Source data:
>> begin

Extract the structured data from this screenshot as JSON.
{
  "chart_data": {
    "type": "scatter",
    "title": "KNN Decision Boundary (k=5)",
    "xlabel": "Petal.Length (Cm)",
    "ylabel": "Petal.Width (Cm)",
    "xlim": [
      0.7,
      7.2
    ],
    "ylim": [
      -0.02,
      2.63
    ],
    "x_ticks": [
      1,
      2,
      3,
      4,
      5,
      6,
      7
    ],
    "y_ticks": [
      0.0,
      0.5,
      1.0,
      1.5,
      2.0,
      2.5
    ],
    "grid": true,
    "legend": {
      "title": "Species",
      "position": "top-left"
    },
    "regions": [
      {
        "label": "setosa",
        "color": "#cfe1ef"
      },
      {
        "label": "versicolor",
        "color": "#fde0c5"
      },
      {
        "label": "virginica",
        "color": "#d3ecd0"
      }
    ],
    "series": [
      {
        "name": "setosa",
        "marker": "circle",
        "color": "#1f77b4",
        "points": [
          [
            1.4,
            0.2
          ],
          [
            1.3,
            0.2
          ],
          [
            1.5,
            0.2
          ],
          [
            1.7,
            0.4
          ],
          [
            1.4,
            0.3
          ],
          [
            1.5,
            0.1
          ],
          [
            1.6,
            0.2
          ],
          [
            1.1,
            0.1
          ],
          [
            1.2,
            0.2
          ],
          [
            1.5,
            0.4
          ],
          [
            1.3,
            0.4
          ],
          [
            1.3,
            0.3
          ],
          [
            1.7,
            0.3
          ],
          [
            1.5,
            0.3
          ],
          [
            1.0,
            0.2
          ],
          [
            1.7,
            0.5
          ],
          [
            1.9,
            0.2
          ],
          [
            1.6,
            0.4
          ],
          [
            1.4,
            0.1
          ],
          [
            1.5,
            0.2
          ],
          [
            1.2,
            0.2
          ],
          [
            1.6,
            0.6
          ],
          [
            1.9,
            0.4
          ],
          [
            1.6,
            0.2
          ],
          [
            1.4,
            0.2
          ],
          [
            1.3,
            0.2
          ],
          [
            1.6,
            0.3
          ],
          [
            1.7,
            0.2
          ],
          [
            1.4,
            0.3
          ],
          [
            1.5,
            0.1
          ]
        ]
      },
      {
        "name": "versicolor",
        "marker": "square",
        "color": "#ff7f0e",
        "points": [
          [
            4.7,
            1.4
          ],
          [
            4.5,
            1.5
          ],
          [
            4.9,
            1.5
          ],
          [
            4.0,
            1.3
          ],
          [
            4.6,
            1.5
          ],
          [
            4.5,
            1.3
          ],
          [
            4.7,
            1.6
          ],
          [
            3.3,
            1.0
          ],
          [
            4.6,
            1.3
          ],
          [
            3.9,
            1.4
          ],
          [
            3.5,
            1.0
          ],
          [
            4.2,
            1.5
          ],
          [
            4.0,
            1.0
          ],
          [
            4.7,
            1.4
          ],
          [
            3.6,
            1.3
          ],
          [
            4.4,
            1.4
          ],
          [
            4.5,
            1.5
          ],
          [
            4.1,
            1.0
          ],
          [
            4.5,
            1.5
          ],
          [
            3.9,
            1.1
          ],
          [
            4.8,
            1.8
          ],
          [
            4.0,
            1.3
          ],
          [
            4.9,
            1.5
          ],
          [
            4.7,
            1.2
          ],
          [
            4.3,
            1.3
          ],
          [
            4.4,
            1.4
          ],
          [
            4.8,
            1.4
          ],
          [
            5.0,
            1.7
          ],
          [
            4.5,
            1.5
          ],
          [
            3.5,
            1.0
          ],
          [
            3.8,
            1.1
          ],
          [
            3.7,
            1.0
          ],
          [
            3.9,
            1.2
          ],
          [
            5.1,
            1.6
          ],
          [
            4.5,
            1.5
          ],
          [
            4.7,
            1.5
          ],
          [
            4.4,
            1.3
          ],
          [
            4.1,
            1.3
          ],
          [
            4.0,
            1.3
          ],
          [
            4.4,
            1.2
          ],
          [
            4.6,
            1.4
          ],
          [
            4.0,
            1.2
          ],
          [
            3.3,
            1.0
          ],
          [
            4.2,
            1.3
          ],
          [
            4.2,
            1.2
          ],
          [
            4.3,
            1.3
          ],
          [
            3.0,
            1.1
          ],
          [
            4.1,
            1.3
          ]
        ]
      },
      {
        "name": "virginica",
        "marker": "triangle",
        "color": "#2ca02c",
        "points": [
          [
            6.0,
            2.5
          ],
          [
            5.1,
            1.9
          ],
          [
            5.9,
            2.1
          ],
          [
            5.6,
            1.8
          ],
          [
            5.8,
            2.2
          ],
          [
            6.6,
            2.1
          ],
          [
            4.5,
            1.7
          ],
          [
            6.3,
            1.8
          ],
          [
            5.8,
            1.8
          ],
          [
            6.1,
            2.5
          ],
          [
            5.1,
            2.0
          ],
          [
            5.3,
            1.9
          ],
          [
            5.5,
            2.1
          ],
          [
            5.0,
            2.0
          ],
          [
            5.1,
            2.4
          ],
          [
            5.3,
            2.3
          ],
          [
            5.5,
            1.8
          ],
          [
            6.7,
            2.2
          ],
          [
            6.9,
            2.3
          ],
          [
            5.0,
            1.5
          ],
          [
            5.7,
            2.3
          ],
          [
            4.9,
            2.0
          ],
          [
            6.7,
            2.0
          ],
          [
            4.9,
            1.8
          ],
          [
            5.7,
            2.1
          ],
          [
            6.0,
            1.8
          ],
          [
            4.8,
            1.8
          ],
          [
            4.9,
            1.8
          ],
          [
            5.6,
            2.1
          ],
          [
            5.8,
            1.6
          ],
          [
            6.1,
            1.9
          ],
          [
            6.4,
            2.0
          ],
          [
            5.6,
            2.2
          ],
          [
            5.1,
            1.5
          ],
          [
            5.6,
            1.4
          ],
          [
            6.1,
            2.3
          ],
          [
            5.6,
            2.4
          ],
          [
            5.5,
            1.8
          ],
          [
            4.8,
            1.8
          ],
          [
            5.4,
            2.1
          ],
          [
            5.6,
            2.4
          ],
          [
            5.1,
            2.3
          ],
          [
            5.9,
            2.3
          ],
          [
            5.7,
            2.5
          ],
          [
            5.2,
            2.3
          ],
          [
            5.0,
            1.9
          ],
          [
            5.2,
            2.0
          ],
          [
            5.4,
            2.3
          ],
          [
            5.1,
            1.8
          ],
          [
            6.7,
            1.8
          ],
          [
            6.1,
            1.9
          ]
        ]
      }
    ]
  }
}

>> end

WRITTEN EXERCISE: Set down every line of the listing above again, exactly as given.

ANSWER FOR THE TASK:
Extract the structured data from this screenshot as JSON.
{
  "chart_data": {
    "type": "scatter",
    "title": "KNN Decision Boundary (k=5)",
    "xlabel": "Petal.Length (Cm)",
    "ylabel": "Petal.Width (Cm)",
    "xlim": [
      0.7,
      7.2
    ],
    "ylim": [
      -0.02,
      2.63
    ],
    "x_ticks": [
      1,
      2,
      3,
      4,
      5,
      6,
      7
    ],
    "y_ticks": [
      0.0,
      0.5,
      1.0,
      1.5,
      2.0,
      2.5
    ],
    "grid": true,
    "legend": {
      "title": "Species",
      "position": "top-left"
    },
    "regions": [
      {
        "label": "setosa",
        "color": "#cfe1ef"
      },
      {
        "label": "versicolor",
        "color": "#fde0c5"
      },
      {
        "label": "virginica",
        "color": "#d3ecd0"
      }
    ],
    "series": [
      {
        "name": "setosa",
        "marker": "circle",
        "color": "#1f77b4",
        "points": [
          [
            1.4,
            0.2
          ],
          [
            1.3,
            0.2
          ],
          [
            1.5,
            0.2
          ],
          [
            1.7,
            0.4
          ],
          [
            1.4,
            0.3
          ],
          [
            1.5,
            0.1
          ],
          [
            1.6,
            0.2
          ],
          [
            1.1,
            0.1
          ],
          [
            1.2,
            0.2
          ],
          [
            1.5,
            0.4
          ],
          [
            1.3,
            0.4
          ],
          [
            1.3,
            0.3
          ],
          [
            1.7,
            0.3
          ],
          [
            1.5,
            0.3
          ],
          [
            1.0,
            0.2
          ],
          [
            1.7,
            0.5
          ],
          [
            1.9,
            0.2
          ],
          [
            1.6,
            0.4
          ],
          [
            1.4,
            0.1
          ],
          [
            1.5,
            0.2
          ],
          [
            1.2,
            0.2
          ],
          [
            1.6,
            0.6
          ],
          [
            1.9,
            0.4
          ],
          [
            1.6,
            0.2
          ],
          [
            1.4,
            0.2
          ],
          [
            1.3,
            0.2
          ],
          [
            1.6,
            0.3
          ],
          [
            1.7,
            0.2
          ],
          [
            1.4,
            0.3
          ],
          [
            1.5,
            0.1
          ]
        ]
      },
      {
        "name": "versicolor",
        "marker": "square",
        "color": "#ff7f0e",
        "points": [
          [
            4.7,
            1.4
          ],
          [
            4.5,
            1.5
          ],
          [
            4.9,
            1.5
          ],
          [
            4.0,
            1.3
          ],
          [
            4.6,
            1.5
          ],
          [
            4.5,
            1.3
          ],
          [
            4.7,
            1.6
          ],
          [
            3.3,
            1.0
          ],
          [
            4.6,
            1.3
          ],
          [
            3.9,
            1.4
          ],
          [
            3.5,
            1.0
          ],
          [
            4.2,
            1.5
          ],
          [
            4.0,
            1.0
          ],
          [
            4.7,
            1.4
          ],
          [
            3.6,
            1.3
          ],
          [
            4.4,
            1.4
          ],
          [
            4.5,
            1.5
          ],
          [
            4.1,
            1.0
          ],
          [
            4.5,
            1.5
          ],
          [
            3.9,
            1.1
          ],
          [
            4.8,
            1.8
          ],
          [
            4.0,
            1.3
          ],
          [
            4.9,
            1.5
          ],
          [
            4.7,
            1.2
          ],
          [
            4.3,
            1.3
          ],
          [
            4.4,
            1.4
          ],
          [
            4.8,
            1.4
          ],
          [
            5.0,
            1.7
          ],
          [
            4.5,
            1.5
          ],
          [
            3.5,
            1.0
          ],
          [
            3.8,
            1.1
          ],
          [
            3.7,
            1.0
          ],
          [
            3.9,
            1.2
          ],
          [
            5.1,
            1.6
          ],
          [
            4.5,
            1.5
          ],
          [
            4.7,
            1.5
          ],
          [
            4.4,
            1.3
          ],
          [
            4.1,
            1.3
          ],
          [
            4.0,
            1.3
          ],
          [
            4.4,
            1.2
          ],
          [
            4.6,
            1.4
          ],
          [
            4.0,
            1.2
          ],
          [
            3.3,
            1.0
          ],
          [
            4.2,
            1.3
          ],
          [
            4.2,
            1.2
          ],
          [
            4.3,
            1.3
          ],
          [
            3.0,
            1.1
          ],
          [
            4.1,
            1.3
          ]
        ]
      },
      {
        "name": "virginica",
        "marker": "triangle",
        "color": "#2ca02c",
        "points": [
          [
            6.0,
            2.5
          ],
          [
            5.1,
            1.9
          ],
          [
            5.9,
            2.1
          ],
          [
            5.6,
            1.8
          ],
          [
            5.8,
            2.2
          ],
          [
            6.6,
            2.1
          ],
          [
            4.5,
            1.7
          ],
          [
            6.3,
            1.8
          ],
          [
            5.8,
            1.8
          ],
          [
            6.1,
            2.5
          ],
          [
            5.1,
            2.0
          ],
          [
            5.3,
            1.9
          ],
          [
            5.5,
            2.1
          ],
          [
            5.0,
            2.0
          ],
          [
            5.1,
            2.4
          ],
          [
            5.3,
            2.3
          ],
          [
            5.5,
            1.8
          ],
          [
            6.7,
            2.2
          ],
          [
            6.9,
            2.3
          ],
          [
            5.0,
            1.5
          ],
          [
            5.7,
            2.3
          ],
          [
            4.9,
            2.0
          ],
          [
            6.7,
            2.0
          ],
          [
            4.9,
            1.8
          ],
          [
            5.7,
            2.1
          ],
          [
            6.0,
            1.8
          ],
          [
            4.8,
            1.8
          ],
          [
            4.9,
            1.8
          ],
          [
            5.6,
            2.1
          ],
          [
            5.8,
            1.6
          ],
          [
            6.1,
            1.9
          ],
          [
            6.4,
            2.0
          ],
          [
            5.6,
            2.2
          ],
          [
            5.1,
            1.5
          ],
          [
            5.6,
            1.4
          ],
          [
            6.1,
            2.3
          ],
          [
            5.6,
            2.4
          ],
          [
            5.5,
            1.8
          ],
          [
            4.8,
            1.8
          ],
          [
            5.4,
            2.1
          ],
          [
            5.6,
            2.4
          ],
          [
            5.1,
            2.3
          ],
          [
            5.9,
            2.3
          ],
          [
            5.7,
            2.5
          ],
          [
            5.2,
            2.3
          ],
          [
            5.0,
            1.9
          ],
          [
            5.2,
            2.0
          ],
          [
            5.4,
            2.3
          ],
          [
            5.1,
            1.8
          ],
          [
            6.7,
            1.8
          ],
          [
            6.1,
            1.9
          ]
        ]
      }
    ]
  }
}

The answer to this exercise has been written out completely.